Required task:
Below is a set of records. Repeat all of them exactly.

Given information:
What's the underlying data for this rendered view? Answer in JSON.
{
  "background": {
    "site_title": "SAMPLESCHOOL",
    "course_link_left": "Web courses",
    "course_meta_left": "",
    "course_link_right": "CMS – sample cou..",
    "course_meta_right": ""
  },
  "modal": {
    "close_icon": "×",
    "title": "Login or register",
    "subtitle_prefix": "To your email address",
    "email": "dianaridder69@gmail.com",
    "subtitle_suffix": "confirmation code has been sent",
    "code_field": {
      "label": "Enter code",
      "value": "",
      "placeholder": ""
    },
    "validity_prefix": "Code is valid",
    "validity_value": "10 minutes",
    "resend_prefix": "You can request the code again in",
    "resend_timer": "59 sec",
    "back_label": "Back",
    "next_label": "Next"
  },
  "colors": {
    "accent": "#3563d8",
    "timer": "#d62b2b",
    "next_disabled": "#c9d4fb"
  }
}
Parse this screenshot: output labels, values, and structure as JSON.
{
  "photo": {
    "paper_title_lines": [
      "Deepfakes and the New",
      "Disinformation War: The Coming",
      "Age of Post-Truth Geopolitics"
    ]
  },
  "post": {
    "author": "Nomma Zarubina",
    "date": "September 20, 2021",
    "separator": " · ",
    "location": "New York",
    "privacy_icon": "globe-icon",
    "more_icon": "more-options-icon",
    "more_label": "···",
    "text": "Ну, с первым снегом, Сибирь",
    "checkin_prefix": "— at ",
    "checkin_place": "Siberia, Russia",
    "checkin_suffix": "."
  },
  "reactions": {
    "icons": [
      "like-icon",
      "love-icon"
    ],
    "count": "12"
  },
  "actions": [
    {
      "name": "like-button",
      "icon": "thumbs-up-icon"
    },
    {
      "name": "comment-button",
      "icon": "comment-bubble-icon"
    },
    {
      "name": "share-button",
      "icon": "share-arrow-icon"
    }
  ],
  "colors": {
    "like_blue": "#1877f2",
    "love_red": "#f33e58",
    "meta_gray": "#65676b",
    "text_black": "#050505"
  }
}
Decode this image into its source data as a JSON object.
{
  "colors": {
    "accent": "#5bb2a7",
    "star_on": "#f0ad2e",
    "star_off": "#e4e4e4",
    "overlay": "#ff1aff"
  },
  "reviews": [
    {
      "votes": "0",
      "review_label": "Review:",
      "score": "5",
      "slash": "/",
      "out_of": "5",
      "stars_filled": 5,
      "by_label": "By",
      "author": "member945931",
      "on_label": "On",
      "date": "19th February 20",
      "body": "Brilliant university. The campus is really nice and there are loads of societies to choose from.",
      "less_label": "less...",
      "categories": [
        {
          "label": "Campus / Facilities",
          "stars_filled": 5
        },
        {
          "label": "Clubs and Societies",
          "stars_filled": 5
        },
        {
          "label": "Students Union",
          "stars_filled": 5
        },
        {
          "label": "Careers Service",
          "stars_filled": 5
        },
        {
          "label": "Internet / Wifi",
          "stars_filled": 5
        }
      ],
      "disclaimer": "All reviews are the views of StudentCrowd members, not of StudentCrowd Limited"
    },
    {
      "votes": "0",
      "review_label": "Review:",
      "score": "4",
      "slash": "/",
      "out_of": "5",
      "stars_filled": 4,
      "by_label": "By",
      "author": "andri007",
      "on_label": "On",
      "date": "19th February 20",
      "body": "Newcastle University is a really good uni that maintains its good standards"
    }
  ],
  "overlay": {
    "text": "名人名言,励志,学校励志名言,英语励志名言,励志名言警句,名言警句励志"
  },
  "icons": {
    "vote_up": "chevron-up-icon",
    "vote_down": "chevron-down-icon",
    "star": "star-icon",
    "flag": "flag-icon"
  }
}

Exercise output:
What's the underlying data for this rendered view? Answer in JSON.
{
  "background": {
    "site_title": "SAMPLESCHOOL",
    "course_link_left": "Web courses",
    "course_meta_left": "",
    "course_link_right": "CMS – sample cou..",
    "course_meta_right": ""
  },
  "modal": {
    "close_icon": "×",
    "title": "Login or register",
    "subtitle_prefix": "To your email address",
    "email": "dianaridder69@gmail.com",
    "subtitle_suffix": "confirmation code has been sent",
    "code_field": {
      "label": "Enter code",
      "value": "",
      "placeholder": ""
    },
    "validity_prefix": "Code is valid",
    "validity_value": "10 minutes",
    "resend_prefix": "You can request the code again in",
    "resend_timer": "59 sec",
    "back_label": "Back",
    "next_label": "Next"
  },
  "colors": {
    "accent": "#3563d8",
    "timer": "#d62b2b",
    "next_disabled": "#c9d4fb"
  }
}
Parse this screenshot: output labels, values, and structure as JSON.
{
  "photo": {
    "paper_title_lines": [
      "Deepfakes and the New",
      "Disinformation War: The Coming",
      "Age of Post-Truth Geopolitics"
    ]
  },
  "post": {
    "author": "Nomma Zarubina",
    "date": "September 20, 2021",
    "separator": " · ",
    "location": "New York",
    "privacy_icon": "globe-icon",
    "more_icon": "more-options-icon",
    "more_label": "···",
    "text": "Ну, с первым снегом, Сибирь",
    "checkin_prefix": "— at ",
    "checkin_place": "Siberia, Russia",
    "checkin_suffix": "."
  },
  "reactions": {
    "icons": [
      "like-icon",
      "love-icon"
    ],
    "count": "12"
  },
  "actions": [
    {
      "name": "like-button",
      "icon": "thumbs-up-icon"
    },
    {
      "name": "comment-button",
      "icon": "comment-bubble-icon"
    },
    {
      "name": "share-button",
      "icon": "share-arrow-icon"
    }
  ],
  "colors": {
    "like_blue": "#1877f2",
    "love_red": "#f33e58",
    "meta_gray": "#65676b",
    "text_black": "#050505"
  }
}
Decode this image into its source data as a JSON object.
{
  "colors": {
    "accent": "#5bb2a7",
    "star_on": "#f0ad2e",
    "star_off": "#e4e4e4",
    "overlay": "#ff1aff"
  },
  "reviews": [
    {
      "votes": "0",
      "review_label": "Review:",
      "score": "5",
      "slash": "/",
      "out_of": "5",
      "stars_filled": 5,
      "by_label": "By",
      "author": "member945931",
      "on_label": "On",
      "date": "19th February 20",
      "body": "Brilliant university. The campus is really nice and there are loads of societies to choose from.",
      "less_label": "less...",
      "categories": [
        {
          "label": "Campus / Facilities",
          "stars_filled": 5
        },
        {
          "label": "Clubs and Societies",
          "stars_filled": 5
        },
        {
          "label": "Students Union",
          "stars_filled": 5
        },
        {
          "label": "Careers Service",
          "stars_filled": 5
        },
        {
          "label": "Internet / Wifi",
          "stars_filled": 5
        }
      ],
      "disclaimer": "All reviews are the views of StudentCrowd members, not of StudentCrowd Limited"
    },
    {
      "votes": "0",
      "review_label": "Review:",
      "score": "4",
      "slash": "/",
      "out_of": "5",
      "stars_filled": 4,
      "by_label": "By",
      "author": "andri007",
      "on_label": "On",
      "date": "19th February 20",
      "body": "Newcastle University is a really good uni that maintains its good standards"
    }
  ],
  "overlay": {
    "text": "名人名言,励志,学校励志名言,英语励志名言,励志名言警句,名言警句励志"
  },
  "icons": {
    "vote_up": "chevron-up-icon",
    "vote_down": "chevron-down-icon",
    "star": "star-icon",
    "flag": "flag-icon"
  }
}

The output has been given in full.